*Work to do:*
Scan the entries below and extract each line with the word "Density" in it.

*Data for this task:*
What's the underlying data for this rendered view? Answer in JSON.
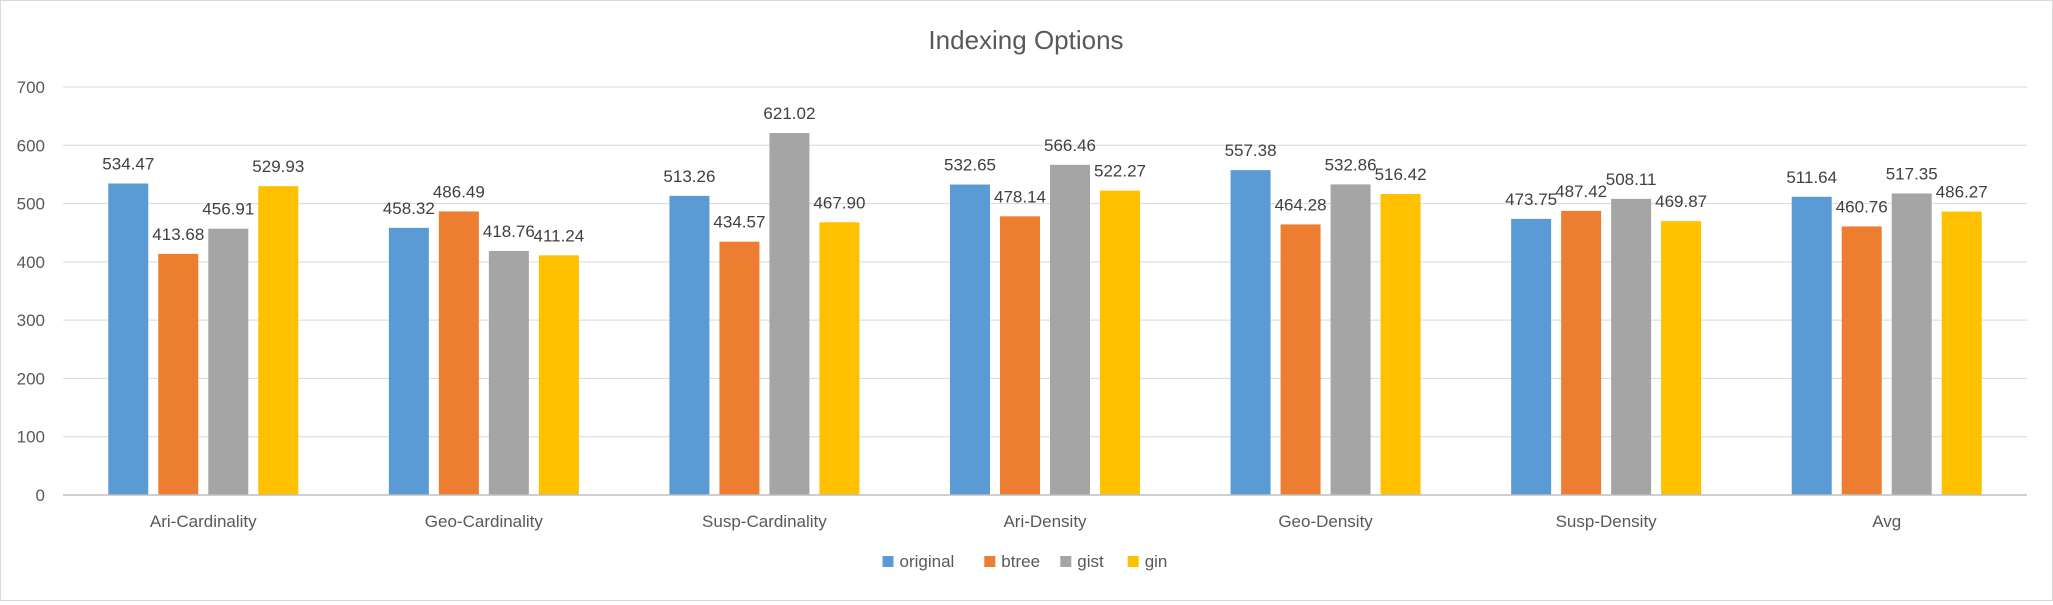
{
  "chart_data": {
    "type": "bar",
    "title": "Indexing Options",
    "xlabel": "",
    "ylabel": "",
    "ylim": [
      0,
      700
    ],
    "yticks": [
      0,
      100,
      200,
      300,
      400,
      500,
      600,
      700
    ],
    "ytick_labels": [
      "0",
      "100",
      "200",
      "300",
      "400",
      "500",
      "600",
      "700"
    ],
    "grid": true,
    "legend_position": "bottom",
    "categories": [
      "Ari-Cardinality",
      "Geo-Cardinality",
      "Susp-Cardinality",
      "Ari-Density",
      "Geo-Density",
      "Susp-Density",
      "Avg"
    ],
    "series": [
      {
        "name": "original",
        "color": "#5b9bd5",
        "values": [
          534.47,
          458.32,
          513.26,
          532.65,
          557.38,
          473.75,
          511.64
        ],
        "labels": [
          "534.47",
          "458.32",
          "513.26",
          "532.65",
          "557.38",
          "473.75",
          "511.64"
        ]
      },
      {
        "name": "btree",
        "color": "#ed7d31",
        "values": [
          413.68,
          486.49,
          434.57,
          478.14,
          464.28,
          487.42,
          460.76
        ],
        "labels": [
          "413.68",
          "486.49",
          "434.57",
          "478.14",
          "464.28",
          "487.42",
          "460.76"
        ]
      },
      {
        "name": "gist",
        "color": "#a5a5a5",
        "values": [
          456.91,
          418.76,
          621.02,
          566.46,
          532.86,
          508.11,
          517.35
        ],
        "labels": [
          "456.91",
          "418.76",
          "621.02",
          "566.46",
          "532.86",
          "508.11",
          "517.35"
        ]
      },
      {
        "name": "gin",
        "color": "#ffc000",
        "values": [
          529.93,
          411.24,
          467.9,
          522.27,
          516.42,
          469.87,
          486.27
        ],
        "labels": [
          "529.93",
          "411.24",
          "467.90",
          "522.27",
          "516.42",
          "469.87",
          "486.27"
        ]
      }
    ]
  }
}
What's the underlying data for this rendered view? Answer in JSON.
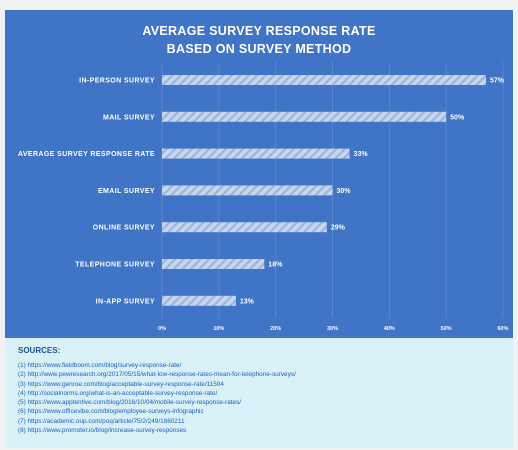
{
  "chart_data": {
    "type": "bar",
    "orientation": "horizontal",
    "title": [
      "AVERAGE SURVEY RESPONSE RATE",
      "BASED ON SURVEY METHOD"
    ],
    "categories": [
      "IN-PERSON SURVEY",
      "MAIL SURVEY",
      "AVERAGE SURVEY RESPONSE RATE",
      "EMAIL SURVEY",
      "ONLINE SURVEY",
      "TELEPHONE SURVEY",
      "IN-APP SURVEY"
    ],
    "values": [
      57,
      50,
      33,
      30,
      29,
      18,
      13
    ],
    "data_labels": [
      "57%",
      "50%",
      "33%",
      "30%",
      "29%",
      "18%",
      "13%"
    ],
    "x_ticks": [
      "0%",
      "10%",
      "20%",
      "30%",
      "40%",
      "50%",
      "60%"
    ],
    "xlim": [
      0,
      60
    ],
    "xlabel": "",
    "ylabel": "",
    "grid": true,
    "colors": {
      "panel": "#3f74c6",
      "bar": "#c9d7ee",
      "bar_stripe": "#9db4dd",
      "text": "#ffffff",
      "grid": "#5f8ad0"
    }
  },
  "sources": {
    "heading": "SOURCES:",
    "items": [
      "(1) https://www.fieldboom.com/blog/survey-response-rate/",
      "(2) http://www.pewresearch.org/2017/05/15/what-low-response-rates-mean-for-telephone-surveys/",
      "(3) https://www.genroe.com/blog/acceptable-survey-response-rate/11504",
      "(4) http://socialnorms.org/what-is-an-acceptable-survey-response-rate/",
      "(5) https://www.apptentive.com/blog/2016/10/04/mobile-survey-response-rates/",
      "(6) https://www.officevibe.com/blog/employee-surveys-infographic",
      "(7) https://academic.oup.com/poq/article/75/2/249/1860211",
      "(8) https://www.promoter.io/blog/increase-survey-responses"
    ]
  }
}
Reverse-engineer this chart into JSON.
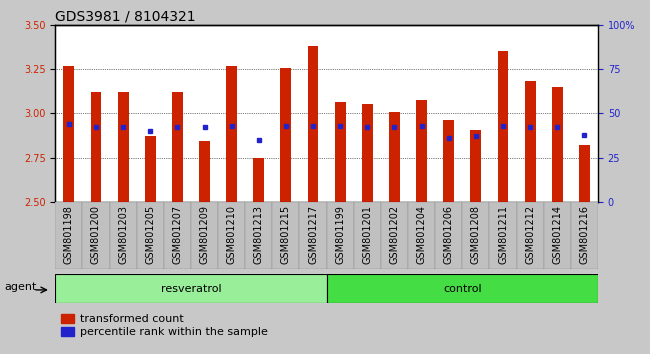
{
  "title": "GDS3981 / 8104321",
  "samples": [
    "GSM801198",
    "GSM801200",
    "GSM801203",
    "GSM801205",
    "GSM801207",
    "GSM801209",
    "GSM801210",
    "GSM801213",
    "GSM801215",
    "GSM801217",
    "GSM801199",
    "GSM801201",
    "GSM801202",
    "GSM801204",
    "GSM801206",
    "GSM801208",
    "GSM801211",
    "GSM801212",
    "GSM801214",
    "GSM801216"
  ],
  "transformed_count": [
    3.265,
    3.12,
    3.12,
    2.87,
    3.12,
    2.845,
    3.265,
    2.745,
    3.255,
    3.38,
    3.065,
    3.055,
    3.01,
    3.075,
    2.96,
    2.905,
    3.35,
    3.185,
    3.15,
    2.82
  ],
  "percentile_rank": [
    44,
    42,
    42,
    40,
    42,
    42,
    43,
    35,
    43,
    43,
    43,
    42,
    42,
    43,
    36,
    37,
    43,
    42,
    42,
    38
  ],
  "ylim_left": [
    2.5,
    3.5
  ],
  "ylim_right": [
    0,
    100
  ],
  "yticks_left": [
    2.5,
    2.75,
    3.0,
    3.25,
    3.5
  ],
  "yticks_right": [
    0,
    25,
    50,
    75,
    100
  ],
  "ytick_right_labels": [
    "0",
    "25",
    "50",
    "75",
    "100%"
  ],
  "bar_color": "#CC2200",
  "marker_color": "#2222CC",
  "fig_bg_color": "#C8C8C8",
  "plot_bg_color": "#FFFFFF",
  "ticklabel_bg": "#C0C0C0",
  "group_res_color": "#99EE99",
  "group_ctrl_color": "#44DD44",
  "title_fontsize": 10,
  "tick_fontsize": 7,
  "label_fontsize": 8,
  "bar_width": 0.4,
  "n_resveratrol": 10,
  "n_control": 10
}
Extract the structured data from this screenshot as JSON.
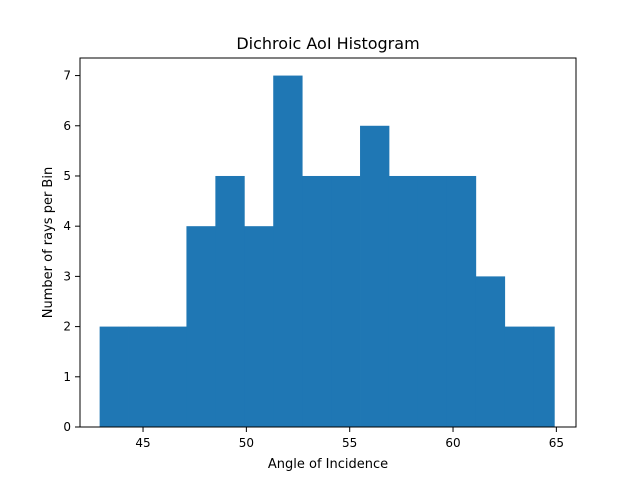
{
  "chart_data": {
    "type": "bar",
    "title": "Dichroic AoI Histogram",
    "xlabel": "Angle of Incidence",
    "ylabel": "Number of rays per Bin",
    "bin_edges": [
      42.9,
      44.3,
      45.7,
      47.1,
      48.5,
      49.9,
      51.3,
      52.7,
      54.1,
      55.5,
      56.9,
      58.3,
      59.7,
      61.1,
      62.5,
      63.9,
      64.9
    ],
    "values": [
      2,
      2,
      2,
      4,
      5,
      4,
      7,
      5,
      5,
      6,
      5,
      5,
      5,
      3,
      2,
      2
    ],
    "xlim": [
      41.95,
      65.95
    ],
    "ylim": [
      0,
      7.35
    ],
    "xticks": [
      45,
      50,
      55,
      60,
      65
    ],
    "yticks": [
      0,
      1,
      2,
      3,
      4,
      5,
      6,
      7
    ],
    "grid": false,
    "bar_color": "#1f77b4"
  }
}
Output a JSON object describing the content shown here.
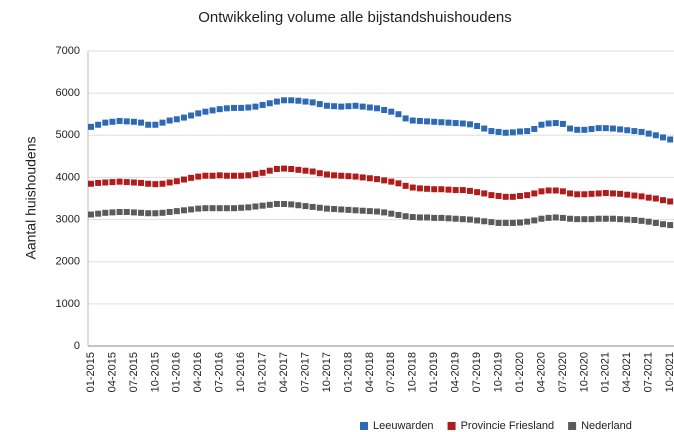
{
  "chart_data": {
    "type": "line",
    "title": "Ontwikkeling volume alle bijstandshuishoudens",
    "y_label": "Aantal huishoudens",
    "categories": [
      "01-2015",
      null,
      null,
      "04-2015",
      null,
      null,
      "07-2015",
      null,
      null,
      "10-2015",
      null,
      null,
      "01-2016",
      null,
      null,
      "04-2016",
      null,
      null,
      "07-2016",
      null,
      null,
      "10-2016",
      null,
      null,
      "01-2017",
      null,
      null,
      "04-2017",
      null,
      null,
      "07-2017",
      null,
      null,
      "10-2017",
      null,
      null,
      "01-2018",
      null,
      null,
      "04-2018",
      null,
      null,
      "07-2018",
      null,
      null,
      "10-2018",
      null,
      null,
      "01-2019",
      null,
      null,
      "04-2019",
      null,
      null,
      "07-2019",
      null,
      null,
      "10-2019",
      null,
      null,
      "01-2020",
      null,
      null,
      "04-2020",
      null,
      null,
      "07-2020",
      null,
      null,
      "10-2020",
      null,
      null,
      "01-2021",
      null,
      null,
      "04-2021",
      null,
      null,
      "07-2021",
      null,
      null,
      "10-2021"
    ],
    "series": [
      {
        "name": "Leeuwarden",
        "color": "#2e6ab4",
        "values": [
          5200,
          5250,
          5300,
          5320,
          5340,
          5330,
          5320,
          5300,
          5250,
          5250,
          5300,
          5350,
          5380,
          5420,
          5470,
          5520,
          5560,
          5590,
          5620,
          5640,
          5650,
          5650,
          5660,
          5680,
          5720,
          5760,
          5800,
          5830,
          5830,
          5820,
          5800,
          5780,
          5740,
          5700,
          5690,
          5680,
          5690,
          5700,
          5680,
          5660,
          5640,
          5600,
          5560,
          5500,
          5400,
          5350,
          5340,
          5330,
          5320,
          5310,
          5300,
          5290,
          5280,
          5260,
          5220,
          5160,
          5100,
          5080,
          5060,
          5070,
          5090,
          5100,
          5150,
          5250,
          5280,
          5290,
          5270,
          5160,
          5130,
          5130,
          5150,
          5170,
          5170,
          5160,
          5140,
          5120,
          5100,
          5080,
          5040,
          5000,
          4950,
          4900
        ]
      },
      {
        "name": "Provincie Friesland",
        "color": "#b01c1c",
        "values": [
          3850,
          3870,
          3880,
          3890,
          3900,
          3890,
          3880,
          3870,
          3850,
          3840,
          3850,
          3880,
          3910,
          3950,
          3990,
          4020,
          4040,
          4040,
          4050,
          4040,
          4040,
          4040,
          4050,
          4080,
          4110,
          4160,
          4200,
          4210,
          4200,
          4180,
          4160,
          4140,
          4100,
          4070,
          4050,
          4040,
          4030,
          4020,
          4000,
          3980,
          3960,
          3930,
          3900,
          3860,
          3800,
          3760,
          3740,
          3730,
          3720,
          3720,
          3710,
          3700,
          3700,
          3680,
          3650,
          3620,
          3580,
          3560,
          3540,
          3540,
          3560,
          3580,
          3620,
          3670,
          3690,
          3690,
          3670,
          3620,
          3600,
          3600,
          3610,
          3620,
          3630,
          3620,
          3610,
          3590,
          3570,
          3550,
          3520,
          3500,
          3460,
          3430
        ]
      },
      {
        "name": "Nederland",
        "color": "#5a5a5a",
        "values": [
          3120,
          3140,
          3160,
          3170,
          3180,
          3180,
          3170,
          3160,
          3150,
          3150,
          3160,
          3180,
          3200,
          3220,
          3240,
          3260,
          3270,
          3270,
          3270,
          3270,
          3270,
          3280,
          3290,
          3310,
          3330,
          3350,
          3370,
          3370,
          3360,
          3340,
          3320,
          3300,
          3280,
          3260,
          3250,
          3240,
          3230,
          3220,
          3210,
          3200,
          3190,
          3170,
          3140,
          3110,
          3080,
          3060,
          3050,
          3050,
          3040,
          3040,
          3030,
          3020,
          3010,
          3000,
          2980,
          2960,
          2940,
          2920,
          2920,
          2920,
          2930,
          2950,
          2980,
          3020,
          3040,
          3050,
          3040,
          3020,
          3010,
          3010,
          3010,
          3020,
          3020,
          3020,
          3010,
          3000,
          2990,
          2970,
          2950,
          2920,
          2890,
          2870
        ]
      }
    ],
    "ylim": [
      0,
      7000
    ],
    "yticks": [
      0,
      1000,
      2000,
      3000,
      4000,
      5000,
      6000,
      7000
    ],
    "grid": true,
    "legend": "bottom-right"
  }
}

*Result for this exercise:*
      "Ari-Density",
      "Geo-Density",
      "Susp-Density",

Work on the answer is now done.